What you need to do: Omit every picture and output the rest of the records exactly as they are.
** BEGIN **
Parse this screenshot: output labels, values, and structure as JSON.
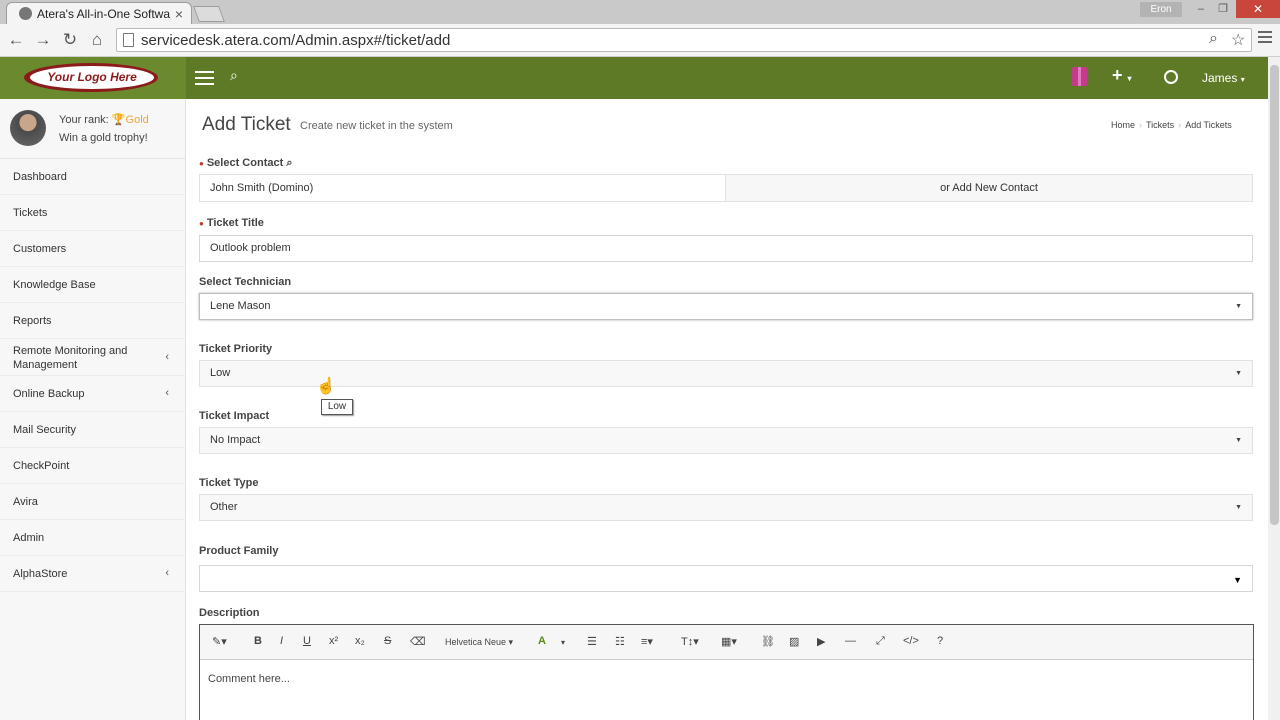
{
  "browser": {
    "tab_title": "Atera's All-in-One Softwa",
    "tab_close": "×",
    "window_user": "Eron",
    "url": "servicedesk.atera.com/Admin.aspx#/ticket/add"
  },
  "header": {
    "logo_text": "Your Logo Here",
    "user_name": "James",
    "accent": "#5f7a27"
  },
  "sidebar": {
    "rank_label": "Your rank:",
    "rank_value": "Gold",
    "trophy_text": "Win a gold trophy!",
    "items": [
      {
        "label": "Dashboard"
      },
      {
        "label": "Tickets"
      },
      {
        "label": "Customers"
      },
      {
        "label": "Knowledge Base"
      },
      {
        "label": "Reports"
      },
      {
        "label": "Remote Monitoring and Management"
      },
      {
        "label": "Online Backup"
      },
      {
        "label": "Mail Security"
      },
      {
        "label": "CheckPoint"
      },
      {
        "label": "Avira"
      },
      {
        "label": "Admin"
      },
      {
        "label": "AlphaStore"
      }
    ]
  },
  "page": {
    "title": "Add Ticket",
    "subtitle": "Create new ticket in the system",
    "breadcrumbs": [
      "Home",
      "Tickets",
      "Add Tickets"
    ]
  },
  "form": {
    "contact_label": "Select Contact",
    "contact_value": "John Smith (Domino)",
    "add_contact_label": "or Add New Contact",
    "title_label": "Ticket Title",
    "title_value": "Outlook problem",
    "technician_label": "Select Technician",
    "technician_value": "Lene Mason",
    "priority_label": "Ticket Priority",
    "priority_value": "Low",
    "impact_label": "Ticket Impact",
    "impact_value": "No Impact",
    "type_label": "Ticket Type",
    "type_value": "Other",
    "product_label": "Product Family",
    "product_value": "",
    "description_label": "Description",
    "editor_font": "Helvetica Neue",
    "editor_placeholder": "Comment here...",
    "tooltip": "Low"
  }
}
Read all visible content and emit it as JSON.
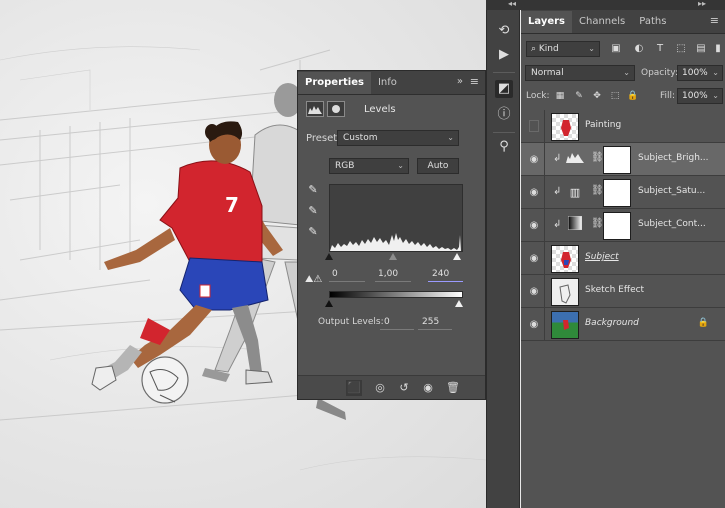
{
  "properties_panel": {
    "tabs": [
      {
        "label": "Properties",
        "active": true
      },
      {
        "label": "Info",
        "active": false
      }
    ],
    "collapse_glyph": "»",
    "menu_glyph": "≡",
    "header_title": "Levels",
    "preset_label": "Preset:",
    "preset_value": "Custom",
    "channel_value": "RGB",
    "auto_label": "Auto",
    "input_levels": {
      "black": "0",
      "gamma": "1,00",
      "white": "240"
    },
    "output_levels_label": "Output Levels:",
    "output_levels": {
      "black": "0",
      "white": "255"
    }
  },
  "layers_panel": {
    "tabs": [
      {
        "label": "Layers",
        "active": true
      },
      {
        "label": "Channels",
        "active": false
      },
      {
        "label": "Paths",
        "active": false
      }
    ],
    "filter_value": "Kind",
    "blend_mode": "Normal",
    "opacity_label": "Opacity:",
    "opacity_value": "100%",
    "lock_label": "Lock:",
    "fill_label": "Fill:",
    "fill_value": "100%",
    "layers": [
      {
        "name": "Painting",
        "visible": false,
        "type": "pixel"
      },
      {
        "name": "Subject_Brigh...",
        "visible": true,
        "type": "adjustment",
        "icon": "levels-icon",
        "selected": true
      },
      {
        "name": "Subject_Satu...",
        "visible": true,
        "type": "adjustment",
        "icon": "hue-saturation-icon"
      },
      {
        "name": "Subject_Cont...",
        "visible": true,
        "type": "adjustment",
        "icon": "gradient-map-icon"
      },
      {
        "name": "Subject",
        "visible": true,
        "type": "pixel"
      },
      {
        "name": "Sketch Effect",
        "visible": true,
        "type": "pixel"
      },
      {
        "name": "Background",
        "visible": true,
        "type": "pixel",
        "locked": true
      }
    ]
  },
  "colors": {
    "panel_bg": "#535353",
    "tab_bg": "#424242",
    "jersey_red": "#d2252e",
    "shorts_blue": "#2a46b8"
  }
}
** END **
Output for this task:
Parse this screenshot: output labels, values, and structure as JSON.
{
  "browser": {
    "tab_title": "Atera's All-in-One Softwa",
    "tab_close": "×",
    "window_user": "Eron",
    "url": "servicedesk.atera.com/Admin.aspx#/ticket/add"
  },
  "header": {
    "logo_text": "Your Logo Here",
    "user_name": "James",
    "accent": "#5f7a27"
  },
  "sidebar": {
    "rank_label": "Your rank:",
    "rank_value": "Gold",
    "trophy_text": "Win a gold trophy!",
    "items": [
      {
        "label": "Dashboard"
      },
      {
        "label": "Tickets"
      },
      {
        "label": "Customers"
      },
      {
        "label": "Knowledge Base"
      },
      {
        "label": "Reports"
      },
      {
        "label": "Remote Monitoring and Management"
      },
      {
        "label": "Online Backup"
      },
      {
        "label": "Mail Security"
      },
      {
        "label": "CheckPoint"
      },
      {
        "label": "Avira"
      },
      {
        "label": "Admin"
      },
      {
        "label": "AlphaStore"
      }
    ]
  },
  "page": {
    "title": "Add Ticket",
    "subtitle": "Create new ticket in the system",
    "breadcrumbs": [
      "Home",
      "Tickets",
      "Add Tickets"
    ]
  },
  "form": {
    "contact_label": "Select Contact",
    "contact_value": "John Smith (Domino)",
    "add_contact_label": "or Add New Contact",
    "title_label": "Ticket Title",
    "title_value": "Outlook problem",
    "technician_label": "Select Technician",
    "technician_value": "Lene Mason",
    "priority_label": "Ticket Priority",
    "priority_value": "Low",
    "impact_label": "Ticket Impact",
    "impact_value": "No Impact",
    "type_label": "Ticket Type",
    "type_value": "Other",
    "product_label": "Product Family",
    "product_value": "",
    "description_label": "Description",
    "editor_font": "Helvetica Neue",
    "editor_placeholder": "Comment here...",
    "tooltip": "Low"
  }
}
Read all visible content and emit it as JSON.
{
  "properties_panel": {
    "tabs": [
      {
        "label": "Properties",
        "active": true
      },
      {
        "label": "Info",
        "active": false
      }
    ],
    "collapse_glyph": "»",
    "menu_glyph": "≡",
    "header_title": "Levels",
    "preset_label": "Preset:",
    "preset_value": "Custom",
    "channel_value": "RGB",
    "auto_label": "Auto",
    "input_levels": {
      "black": "0",
      "gamma": "1,00",
      "white": "240"
    },
    "output_levels_label": "Output Levels:",
    "output_levels": {
      "black": "0",
      "white": "255"
    }
  },
  "layers_panel": {
    "tabs": [
      {
        "label": "Layers",
        "active": true
      },
      {
        "label": "Channels",
        "active": false
      },
      {
        "label": "Paths",
        "active": false
      }
    ],
    "filter_value": "Kind",
    "blend_mode": "Normal",
    "opacity_label": "Opacity:",
    "opacity_value": "100%",
    "lock_label": "Lock:",
    "fill_label": "Fill:",
    "fill_value": "100%",
    "layers": [
      {
        "name": "Painting",
        "visible": false,
        "type": "pixel"
      },
      {
        "name": "Subject_Brigh...",
        "visible": true,
        "type": "adjustment",
        "icon": "levels-icon",
        "selected": true
      },
      {
        "name": "Subject_Satu...",
        "visible": true,
        "type": "adjustment",
        "icon": "hue-saturation-icon"
      },
      {
        "name": "Subject_Cont...",
        "visible": true,
        "type": "adjustment",
        "icon": "gradient-map-icon"
      },
      {
        "name": "Subject",
        "visible": true,
        "type": "pixel"
      },
      {
        "name": "Sketch Effect",
        "visible": true,
        "type": "pixel"
      },
      {
        "name": "Background",
        "visible": true,
        "type": "pixel",
        "locked": true
      }
    ]
  },
  "colors": {
    "panel_bg": "#535353",
    "tab_bg": "#424242",
    "jersey_red": "#d2252e",
    "shorts_blue": "#2a46b8"
  }
}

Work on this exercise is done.